* What the task requires:
Can you retype every record below exactly as written?

* Dataset extract:
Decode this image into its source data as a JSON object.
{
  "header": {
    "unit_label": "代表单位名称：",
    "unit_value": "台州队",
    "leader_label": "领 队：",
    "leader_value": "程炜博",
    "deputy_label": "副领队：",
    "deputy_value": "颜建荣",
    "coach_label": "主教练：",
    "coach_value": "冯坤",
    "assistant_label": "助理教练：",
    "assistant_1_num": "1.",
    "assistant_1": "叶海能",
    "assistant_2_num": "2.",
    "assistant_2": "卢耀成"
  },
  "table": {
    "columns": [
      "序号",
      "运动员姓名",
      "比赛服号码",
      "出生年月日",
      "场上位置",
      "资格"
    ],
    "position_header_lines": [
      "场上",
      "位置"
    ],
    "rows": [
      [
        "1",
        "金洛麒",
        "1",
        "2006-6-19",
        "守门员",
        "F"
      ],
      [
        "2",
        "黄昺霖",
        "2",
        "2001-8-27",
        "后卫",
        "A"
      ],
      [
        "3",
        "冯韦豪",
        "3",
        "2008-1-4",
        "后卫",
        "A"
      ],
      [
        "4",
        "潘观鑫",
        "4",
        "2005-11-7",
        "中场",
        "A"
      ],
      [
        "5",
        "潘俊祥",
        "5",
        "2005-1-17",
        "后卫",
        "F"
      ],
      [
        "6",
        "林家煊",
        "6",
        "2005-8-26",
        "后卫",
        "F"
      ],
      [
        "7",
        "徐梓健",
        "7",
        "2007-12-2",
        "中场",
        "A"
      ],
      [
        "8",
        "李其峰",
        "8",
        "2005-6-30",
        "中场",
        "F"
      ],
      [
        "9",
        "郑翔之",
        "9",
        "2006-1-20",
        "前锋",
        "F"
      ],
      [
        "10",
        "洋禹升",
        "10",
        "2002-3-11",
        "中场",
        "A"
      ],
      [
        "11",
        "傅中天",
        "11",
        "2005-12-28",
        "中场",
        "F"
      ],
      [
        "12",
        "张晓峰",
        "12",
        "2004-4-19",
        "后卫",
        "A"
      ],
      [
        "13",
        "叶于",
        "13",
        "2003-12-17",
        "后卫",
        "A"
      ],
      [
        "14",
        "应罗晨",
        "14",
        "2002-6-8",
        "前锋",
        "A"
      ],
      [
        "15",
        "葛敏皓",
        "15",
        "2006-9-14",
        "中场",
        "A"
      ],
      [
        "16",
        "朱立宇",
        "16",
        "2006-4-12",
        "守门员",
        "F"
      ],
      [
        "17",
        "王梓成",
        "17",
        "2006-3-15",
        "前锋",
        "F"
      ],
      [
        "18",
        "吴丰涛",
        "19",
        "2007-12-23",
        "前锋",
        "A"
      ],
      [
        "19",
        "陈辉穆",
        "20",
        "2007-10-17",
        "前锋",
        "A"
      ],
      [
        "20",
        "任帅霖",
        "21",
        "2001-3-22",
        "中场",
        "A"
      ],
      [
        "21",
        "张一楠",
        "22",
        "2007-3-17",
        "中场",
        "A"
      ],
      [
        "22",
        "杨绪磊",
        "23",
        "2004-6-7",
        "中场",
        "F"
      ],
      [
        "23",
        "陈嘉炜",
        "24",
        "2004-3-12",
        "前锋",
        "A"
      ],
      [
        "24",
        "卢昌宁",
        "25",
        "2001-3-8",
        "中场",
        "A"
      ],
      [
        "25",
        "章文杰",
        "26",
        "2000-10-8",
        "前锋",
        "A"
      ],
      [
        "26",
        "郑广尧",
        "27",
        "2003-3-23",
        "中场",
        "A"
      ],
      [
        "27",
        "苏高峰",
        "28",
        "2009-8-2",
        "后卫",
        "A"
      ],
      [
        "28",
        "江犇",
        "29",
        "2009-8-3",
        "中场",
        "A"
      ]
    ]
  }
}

* Task result:
Decode this image into its source data as a JSON object.
{
  "header": {
    "unit_label": "代表单位名称：",
    "unit_value": "台州队",
    "leader_label": "领 队：",
    "leader_value": "程炜博",
    "deputy_label": "副领队：",
    "deputy_value": "颜建荣",
    "coach_label": "主教练：",
    "coach_value": "冯坤",
    "assistant_label": "助理教练：",
    "assistant_1_num": "1.",
    "assistant_1": "叶海能",
    "assistant_2_num": "2.",
    "assistant_2": "卢耀成"
  },
  "table": {
    "columns": [
      "序号",
      "运动员姓名",
      "比赛服号码",
      "出生年月日",
      "场上位置",
      "资格"
    ],
    "position_header_lines": [
      "场上",
      "位置"
    ],
    "rows": [
      [
        "1",
        "金洛麒",
        "1",
        "2006-6-19",
        "守门员",
        "F"
      ],
      [
        "2",
        "黄昺霖",
        "2",
        "2001-8-27",
        "后卫",
        "A"
      ],
      [
        "3",
        "冯韦豪",
        "3",
        "2008-1-4",
        "后卫",
        "A"
      ],
      [
        "4",
        "潘观鑫",
        "4",
        "2005-11-7",
        "中场",
        "A"
      ],
      [
        "5",
        "潘俊祥",
        "5",
        "2005-1-17",
        "后卫",
        "F"
      ],
      [
        "6",
        "林家煊",
        "6",
        "2005-8-26",
        "后卫",
        "F"
      ],
      [
        "7",
        "徐梓健",
        "7",
        "2007-12-2",
        "中场",
        "A"
      ],
      [
        "8",
        "李其峰",
        "8",
        "2005-6-30",
        "中场",
        "F"
      ],
      [
        "9",
        "郑翔之",
        "9",
        "2006-1-20",
        "前锋",
        "F"
      ],
      [
        "10",
        "洋禹升",
        "10",
        "2002-3-11",
        "中场",
        "A"
      ],
      [
        "11",
        "傅中天",
        "11",
        "2005-12-28",
        "中场",
        "F"
      ],
      [
        "12",
        "张晓峰",
        "12",
        "2004-4-19",
        "后卫",
        "A"
      ],
      [
        "13",
        "叶于",
        "13",
        "2003-12-17",
        "后卫",
        "A"
      ],
      [
        "14",
        "应罗晨",
        "14",
        "2002-6-8",
        "前锋",
        "A"
      ],
      [
        "15",
        "葛敏皓",
        "15",
        "2006-9-14",
        "中场",
        "A"
      ],
      [
        "16",
        "朱立宇",
        "16",
        "2006-4-12",
        "守门员",
        "F"
      ],
      [
        "17",
        "王梓成",
        "17",
        "2006-3-15",
        "前锋",
        "F"
      ],
      [
        "18",
        "吴丰涛",
        "19",
        "2007-12-23",
        "前锋",
        "A"
      ],
      [
        "19",
        "陈辉穆",
        "20",
        "2007-10-17",
        "前锋",
        "A"
      ],
      [
        "20",
        "任帅霖",
        "21",
        "2001-3-22",
        "中场",
        "A"
      ],
      [
        "21",
        "张一楠",
        "22",
        "2007-3-17",
        "中场",
        "A"
      ],
      [
        "22",
        "杨绪磊",
        "23",
        "2004-6-7",
        "中场",
        "F"
      ],
      [
        "23",
        "陈嘉炜",
        "24",
        "2004-3-12",
        "前锋",
        "A"
      ],
      [
        "24",
        "卢昌宁",
        "25",
        "2001-3-8",
        "中场",
        "A"
      ],
      [
        "25",
        "章文杰",
        "26",
        "2000-10-8",
        "前锋",
        "A"
      ],
      [
        "26",
        "郑广尧",
        "27",
        "2003-3-23",
        "中场",
        "A"
      ],
      [
        "27",
        "苏高峰",
        "28",
        "2009-8-2",
        "后卫",
        "A"
      ],
      [
        "28",
        "江犇",
        "29",
        "2009-8-3",
        "中场",
        "A"
      ]
    ]
  }
}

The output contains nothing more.